* WORK TO COMPLETE
Copy each line exactly.

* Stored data

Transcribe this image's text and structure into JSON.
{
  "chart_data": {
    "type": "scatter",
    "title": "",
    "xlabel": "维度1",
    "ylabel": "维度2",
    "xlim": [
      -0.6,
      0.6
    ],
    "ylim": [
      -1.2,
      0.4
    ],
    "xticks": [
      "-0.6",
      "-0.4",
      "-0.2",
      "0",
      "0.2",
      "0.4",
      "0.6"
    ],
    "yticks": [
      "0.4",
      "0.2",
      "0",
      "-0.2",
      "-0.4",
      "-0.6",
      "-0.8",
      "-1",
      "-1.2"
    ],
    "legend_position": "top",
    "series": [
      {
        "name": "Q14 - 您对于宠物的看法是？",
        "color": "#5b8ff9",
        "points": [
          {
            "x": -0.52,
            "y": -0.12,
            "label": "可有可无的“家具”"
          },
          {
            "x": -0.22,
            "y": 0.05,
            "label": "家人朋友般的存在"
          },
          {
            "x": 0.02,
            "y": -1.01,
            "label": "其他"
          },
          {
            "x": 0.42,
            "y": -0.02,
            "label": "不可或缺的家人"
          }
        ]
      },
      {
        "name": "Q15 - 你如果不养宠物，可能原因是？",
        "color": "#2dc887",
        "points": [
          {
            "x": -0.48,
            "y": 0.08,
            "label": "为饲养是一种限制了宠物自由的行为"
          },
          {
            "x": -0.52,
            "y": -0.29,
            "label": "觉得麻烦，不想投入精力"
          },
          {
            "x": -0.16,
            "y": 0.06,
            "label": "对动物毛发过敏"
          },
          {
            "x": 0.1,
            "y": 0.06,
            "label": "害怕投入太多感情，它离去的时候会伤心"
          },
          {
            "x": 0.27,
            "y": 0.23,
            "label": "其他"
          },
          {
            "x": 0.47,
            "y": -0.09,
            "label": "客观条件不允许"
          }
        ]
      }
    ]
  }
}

* WRITTEN REPLY
Transcribe this image's text and structure into JSON.
{
  "chart_data": {
    "type": "scatter",
    "title": "",
    "xlabel": "维度1",
    "ylabel": "维度2",
    "xlim": [
      -0.6,
      0.6
    ],
    "ylim": [
      -1.2,
      0.4
    ],
    "xticks": [
      "-0.6",
      "-0.4",
      "-0.2",
      "0",
      "0.2",
      "0.4",
      "0.6"
    ],
    "yticks": [
      "0.4",
      "0.2",
      "0",
      "-0.2",
      "-0.4",
      "-0.6",
      "-0.8",
      "-1",
      "-1.2"
    ],
    "legend_position": "top",
    "series": [
      {
        "name": "Q14 - 您对于宠物的看法是？",
        "color": "#5b8ff9",
        "points": [
          {
            "x": -0.52,
            "y": -0.12,
            "label": "可有可无的“家具”"
          },
          {
            "x": -0.22,
            "y": 0.05,
            "label": "家人朋友般的存在"
          },
          {
            "x": 0.02,
            "y": -1.01,
            "label": "其他"
          },
          {
            "x": 0.42,
            "y": -0.02,
            "label": "不可或缺的家人"
          }
        ]
      },
      {
        "name": "Q15 - 你如果不养宠物，可能原因是？",
        "color": "#2dc887",
        "points": [
          {
            "x": -0.48,
            "y": 0.08,
            "label": "为饲养是一种限制了宠物自由的行为"
          },
          {
            "x": -0.52,
            "y": -0.29,
            "label": "觉得麻烦，不想投入精力"
          },
          {
            "x": -0.16,
            "y": 0.06,
            "label": "对动物毛发过敏"
          },
          {
            "x": 0.1,
            "y": 0.06,
            "label": "害怕投入太多感情，它离去的时候会伤心"
          },
          {
            "x": 0.27,
            "y": 0.23,
            "label": "其他"
          },
          {
            "x": 0.47,
            "y": -0.09,
            "label": "客观条件不允许"
          }
        ]
      }
    ]
  }
}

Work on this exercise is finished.